In the data below, locate each line with the word "pomalowano" and list it.

[BEGIN GIVEN RECORDS]

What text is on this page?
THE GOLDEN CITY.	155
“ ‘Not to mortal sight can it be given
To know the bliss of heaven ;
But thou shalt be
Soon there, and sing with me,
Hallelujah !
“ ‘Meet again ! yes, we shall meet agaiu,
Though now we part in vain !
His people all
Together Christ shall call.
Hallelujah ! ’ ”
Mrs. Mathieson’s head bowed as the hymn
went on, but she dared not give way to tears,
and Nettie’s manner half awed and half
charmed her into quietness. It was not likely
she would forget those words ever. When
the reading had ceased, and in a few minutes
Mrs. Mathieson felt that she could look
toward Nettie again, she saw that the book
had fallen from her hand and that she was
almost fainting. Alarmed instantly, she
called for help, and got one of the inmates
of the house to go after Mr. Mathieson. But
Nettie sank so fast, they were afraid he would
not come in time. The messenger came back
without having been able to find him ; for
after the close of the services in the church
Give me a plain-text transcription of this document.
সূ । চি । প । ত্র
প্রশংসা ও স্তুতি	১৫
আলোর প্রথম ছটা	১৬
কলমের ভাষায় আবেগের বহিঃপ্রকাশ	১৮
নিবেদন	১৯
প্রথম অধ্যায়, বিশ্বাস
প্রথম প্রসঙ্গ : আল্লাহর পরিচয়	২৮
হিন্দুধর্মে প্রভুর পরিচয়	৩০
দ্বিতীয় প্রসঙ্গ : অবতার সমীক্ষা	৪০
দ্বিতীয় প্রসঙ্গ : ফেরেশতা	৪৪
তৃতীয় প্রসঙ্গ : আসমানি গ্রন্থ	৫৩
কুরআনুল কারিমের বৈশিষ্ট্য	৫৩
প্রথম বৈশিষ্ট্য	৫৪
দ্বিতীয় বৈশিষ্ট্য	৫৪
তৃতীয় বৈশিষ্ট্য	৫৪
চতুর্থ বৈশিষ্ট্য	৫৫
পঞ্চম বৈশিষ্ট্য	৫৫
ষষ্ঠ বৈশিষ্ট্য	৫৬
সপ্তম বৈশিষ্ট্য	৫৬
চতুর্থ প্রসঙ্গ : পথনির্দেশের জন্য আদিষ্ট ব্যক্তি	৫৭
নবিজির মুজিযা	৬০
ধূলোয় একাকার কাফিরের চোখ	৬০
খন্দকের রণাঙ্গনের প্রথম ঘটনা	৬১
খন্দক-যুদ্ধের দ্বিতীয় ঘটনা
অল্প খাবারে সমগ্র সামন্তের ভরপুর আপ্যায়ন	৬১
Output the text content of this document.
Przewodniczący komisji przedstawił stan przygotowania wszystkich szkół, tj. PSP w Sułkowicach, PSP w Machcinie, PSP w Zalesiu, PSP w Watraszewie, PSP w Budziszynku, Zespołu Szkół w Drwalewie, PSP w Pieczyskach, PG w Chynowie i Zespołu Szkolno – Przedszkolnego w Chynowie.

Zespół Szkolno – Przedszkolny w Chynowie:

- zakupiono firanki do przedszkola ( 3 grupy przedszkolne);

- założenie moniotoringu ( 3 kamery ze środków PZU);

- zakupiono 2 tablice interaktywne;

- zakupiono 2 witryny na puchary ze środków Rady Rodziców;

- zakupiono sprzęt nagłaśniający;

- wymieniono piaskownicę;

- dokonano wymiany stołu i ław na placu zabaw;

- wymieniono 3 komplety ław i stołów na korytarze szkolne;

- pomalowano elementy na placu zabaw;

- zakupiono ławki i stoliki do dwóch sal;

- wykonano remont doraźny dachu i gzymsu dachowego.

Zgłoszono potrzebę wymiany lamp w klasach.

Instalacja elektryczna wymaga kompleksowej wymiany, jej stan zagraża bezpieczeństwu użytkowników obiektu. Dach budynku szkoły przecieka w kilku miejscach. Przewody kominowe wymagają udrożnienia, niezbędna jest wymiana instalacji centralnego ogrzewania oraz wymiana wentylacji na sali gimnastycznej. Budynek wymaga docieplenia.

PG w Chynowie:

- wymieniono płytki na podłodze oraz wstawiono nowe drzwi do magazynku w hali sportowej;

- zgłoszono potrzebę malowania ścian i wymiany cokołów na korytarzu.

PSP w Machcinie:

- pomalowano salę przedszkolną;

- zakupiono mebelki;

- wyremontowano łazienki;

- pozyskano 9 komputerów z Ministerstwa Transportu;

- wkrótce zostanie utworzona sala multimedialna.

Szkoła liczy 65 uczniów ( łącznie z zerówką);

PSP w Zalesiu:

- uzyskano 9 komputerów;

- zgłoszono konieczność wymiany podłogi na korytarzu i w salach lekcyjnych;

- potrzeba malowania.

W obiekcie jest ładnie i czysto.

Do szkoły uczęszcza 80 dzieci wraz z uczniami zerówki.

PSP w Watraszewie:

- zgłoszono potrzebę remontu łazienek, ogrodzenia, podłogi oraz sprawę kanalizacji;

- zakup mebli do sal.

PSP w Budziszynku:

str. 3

[END GIVEN RECORDS]

→ WRITTEN REPLY:
- pomalowano elementy na placu zabaw;
- pomalowano salę przedszkolną;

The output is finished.